▶ _Record list_:
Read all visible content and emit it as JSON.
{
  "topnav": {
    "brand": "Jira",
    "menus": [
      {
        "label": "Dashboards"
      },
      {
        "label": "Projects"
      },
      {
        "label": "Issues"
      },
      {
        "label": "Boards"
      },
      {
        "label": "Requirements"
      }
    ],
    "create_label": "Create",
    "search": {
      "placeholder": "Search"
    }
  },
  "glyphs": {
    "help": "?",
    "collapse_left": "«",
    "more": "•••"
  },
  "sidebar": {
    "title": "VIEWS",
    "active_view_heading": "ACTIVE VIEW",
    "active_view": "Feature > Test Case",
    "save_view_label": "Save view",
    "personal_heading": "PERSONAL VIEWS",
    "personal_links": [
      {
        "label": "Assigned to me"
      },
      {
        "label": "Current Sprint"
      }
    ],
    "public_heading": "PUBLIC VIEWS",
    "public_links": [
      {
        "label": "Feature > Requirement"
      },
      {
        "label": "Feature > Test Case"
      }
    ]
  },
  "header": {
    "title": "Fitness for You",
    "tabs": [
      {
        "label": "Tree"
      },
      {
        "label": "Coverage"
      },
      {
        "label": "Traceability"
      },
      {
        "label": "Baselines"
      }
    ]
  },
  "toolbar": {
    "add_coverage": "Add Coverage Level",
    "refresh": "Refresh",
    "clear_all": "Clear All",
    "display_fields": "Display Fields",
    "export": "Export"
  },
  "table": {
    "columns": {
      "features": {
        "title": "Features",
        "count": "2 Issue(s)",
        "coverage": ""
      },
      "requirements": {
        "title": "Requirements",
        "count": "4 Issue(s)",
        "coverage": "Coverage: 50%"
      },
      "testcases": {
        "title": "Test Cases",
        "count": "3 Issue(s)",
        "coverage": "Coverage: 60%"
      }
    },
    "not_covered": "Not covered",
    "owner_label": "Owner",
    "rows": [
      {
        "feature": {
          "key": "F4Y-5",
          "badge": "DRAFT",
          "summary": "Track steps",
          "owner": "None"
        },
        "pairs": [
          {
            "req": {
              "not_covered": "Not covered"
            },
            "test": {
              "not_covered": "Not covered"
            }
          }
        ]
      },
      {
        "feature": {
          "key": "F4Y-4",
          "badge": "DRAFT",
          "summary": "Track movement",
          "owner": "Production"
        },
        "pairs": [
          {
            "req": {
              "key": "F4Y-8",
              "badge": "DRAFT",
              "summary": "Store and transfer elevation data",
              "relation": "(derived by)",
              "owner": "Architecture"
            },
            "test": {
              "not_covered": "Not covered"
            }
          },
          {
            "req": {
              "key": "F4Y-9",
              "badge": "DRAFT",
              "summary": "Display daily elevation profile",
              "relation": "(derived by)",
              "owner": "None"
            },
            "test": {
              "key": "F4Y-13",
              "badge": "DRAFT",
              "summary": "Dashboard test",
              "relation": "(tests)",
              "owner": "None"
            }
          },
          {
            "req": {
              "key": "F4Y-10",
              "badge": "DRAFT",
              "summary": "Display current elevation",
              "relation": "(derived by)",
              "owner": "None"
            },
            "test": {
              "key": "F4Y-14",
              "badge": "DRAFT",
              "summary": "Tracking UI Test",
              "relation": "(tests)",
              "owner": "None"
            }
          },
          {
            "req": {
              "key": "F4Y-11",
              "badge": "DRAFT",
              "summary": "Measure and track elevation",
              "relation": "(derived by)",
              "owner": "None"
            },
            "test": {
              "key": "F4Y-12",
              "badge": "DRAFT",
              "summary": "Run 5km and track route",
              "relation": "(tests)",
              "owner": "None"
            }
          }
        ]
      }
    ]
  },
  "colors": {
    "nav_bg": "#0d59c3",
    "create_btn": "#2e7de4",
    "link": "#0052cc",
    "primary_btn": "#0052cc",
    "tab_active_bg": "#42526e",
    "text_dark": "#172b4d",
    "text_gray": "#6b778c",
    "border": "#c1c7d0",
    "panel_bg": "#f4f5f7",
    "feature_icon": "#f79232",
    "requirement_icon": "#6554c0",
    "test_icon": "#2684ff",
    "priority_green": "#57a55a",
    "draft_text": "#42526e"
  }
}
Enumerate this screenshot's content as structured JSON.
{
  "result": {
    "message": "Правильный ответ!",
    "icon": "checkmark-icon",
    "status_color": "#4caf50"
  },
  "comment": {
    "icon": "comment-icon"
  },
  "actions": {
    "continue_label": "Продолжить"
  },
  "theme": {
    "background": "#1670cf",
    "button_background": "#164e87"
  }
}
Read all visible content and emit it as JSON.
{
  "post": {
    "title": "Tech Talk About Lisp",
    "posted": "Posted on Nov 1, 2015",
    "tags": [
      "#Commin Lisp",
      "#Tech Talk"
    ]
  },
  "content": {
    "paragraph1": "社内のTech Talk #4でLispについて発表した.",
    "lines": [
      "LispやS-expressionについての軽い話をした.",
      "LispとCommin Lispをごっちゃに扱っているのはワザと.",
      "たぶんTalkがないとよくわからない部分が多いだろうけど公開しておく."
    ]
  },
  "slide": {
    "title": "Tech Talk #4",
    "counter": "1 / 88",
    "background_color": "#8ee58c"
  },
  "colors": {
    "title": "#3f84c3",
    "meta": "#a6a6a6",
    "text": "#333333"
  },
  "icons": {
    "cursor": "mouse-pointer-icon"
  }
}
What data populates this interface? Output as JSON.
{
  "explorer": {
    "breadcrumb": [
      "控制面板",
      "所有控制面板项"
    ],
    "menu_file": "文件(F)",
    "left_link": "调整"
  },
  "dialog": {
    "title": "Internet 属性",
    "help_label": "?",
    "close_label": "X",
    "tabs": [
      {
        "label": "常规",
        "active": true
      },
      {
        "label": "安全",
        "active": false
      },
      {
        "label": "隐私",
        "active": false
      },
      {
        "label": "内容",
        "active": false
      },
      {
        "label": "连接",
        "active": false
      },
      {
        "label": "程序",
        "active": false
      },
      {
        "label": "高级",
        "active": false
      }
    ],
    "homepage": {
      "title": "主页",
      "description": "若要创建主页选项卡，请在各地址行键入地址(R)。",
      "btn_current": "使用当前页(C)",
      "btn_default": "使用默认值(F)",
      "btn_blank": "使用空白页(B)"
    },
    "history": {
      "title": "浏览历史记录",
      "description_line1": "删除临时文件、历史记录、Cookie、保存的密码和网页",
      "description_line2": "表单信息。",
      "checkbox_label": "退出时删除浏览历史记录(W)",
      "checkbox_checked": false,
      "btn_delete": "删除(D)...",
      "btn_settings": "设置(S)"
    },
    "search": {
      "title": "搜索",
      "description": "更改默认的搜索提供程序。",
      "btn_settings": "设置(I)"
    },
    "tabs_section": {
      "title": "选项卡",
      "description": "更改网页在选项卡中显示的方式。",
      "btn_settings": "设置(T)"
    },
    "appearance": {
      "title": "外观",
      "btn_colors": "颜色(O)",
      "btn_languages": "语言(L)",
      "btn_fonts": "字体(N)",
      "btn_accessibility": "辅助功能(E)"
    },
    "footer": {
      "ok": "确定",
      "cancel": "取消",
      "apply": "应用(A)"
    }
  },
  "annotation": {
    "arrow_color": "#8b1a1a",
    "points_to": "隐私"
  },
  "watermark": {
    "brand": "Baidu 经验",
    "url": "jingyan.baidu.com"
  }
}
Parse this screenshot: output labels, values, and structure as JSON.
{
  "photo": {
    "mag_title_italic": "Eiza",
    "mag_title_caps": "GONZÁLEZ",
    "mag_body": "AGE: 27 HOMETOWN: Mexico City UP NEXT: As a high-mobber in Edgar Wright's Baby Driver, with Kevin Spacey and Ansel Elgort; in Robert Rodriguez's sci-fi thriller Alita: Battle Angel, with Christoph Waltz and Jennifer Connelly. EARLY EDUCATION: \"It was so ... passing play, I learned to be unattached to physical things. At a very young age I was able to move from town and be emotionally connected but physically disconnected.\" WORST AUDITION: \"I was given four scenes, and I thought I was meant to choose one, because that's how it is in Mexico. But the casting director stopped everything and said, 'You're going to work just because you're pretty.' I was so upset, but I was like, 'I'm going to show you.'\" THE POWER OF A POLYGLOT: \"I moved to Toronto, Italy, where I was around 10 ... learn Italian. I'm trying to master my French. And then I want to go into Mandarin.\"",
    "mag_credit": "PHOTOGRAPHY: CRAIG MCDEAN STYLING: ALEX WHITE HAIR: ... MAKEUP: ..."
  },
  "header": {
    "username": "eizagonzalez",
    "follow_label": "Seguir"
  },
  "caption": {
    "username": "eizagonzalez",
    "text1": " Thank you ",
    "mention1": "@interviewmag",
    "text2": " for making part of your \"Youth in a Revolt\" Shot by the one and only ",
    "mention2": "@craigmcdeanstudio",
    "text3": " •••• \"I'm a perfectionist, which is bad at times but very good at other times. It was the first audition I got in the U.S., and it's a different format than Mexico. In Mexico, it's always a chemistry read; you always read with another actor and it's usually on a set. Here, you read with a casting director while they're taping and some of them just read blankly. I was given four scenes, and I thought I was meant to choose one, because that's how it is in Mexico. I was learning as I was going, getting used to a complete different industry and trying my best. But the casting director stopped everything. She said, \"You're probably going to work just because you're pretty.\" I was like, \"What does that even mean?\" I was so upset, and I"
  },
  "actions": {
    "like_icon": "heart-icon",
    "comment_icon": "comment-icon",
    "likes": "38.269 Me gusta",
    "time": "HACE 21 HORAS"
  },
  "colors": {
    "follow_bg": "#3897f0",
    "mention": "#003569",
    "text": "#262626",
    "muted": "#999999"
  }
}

▶ _What you are asked to do_: Pull out all lines from the entries above that include the word "screenshot".

▶ _Problem solution_:
Enumerate this screenshot's content as structured JSON.
Parse this screenshot: output labels, values, and structure as JSON.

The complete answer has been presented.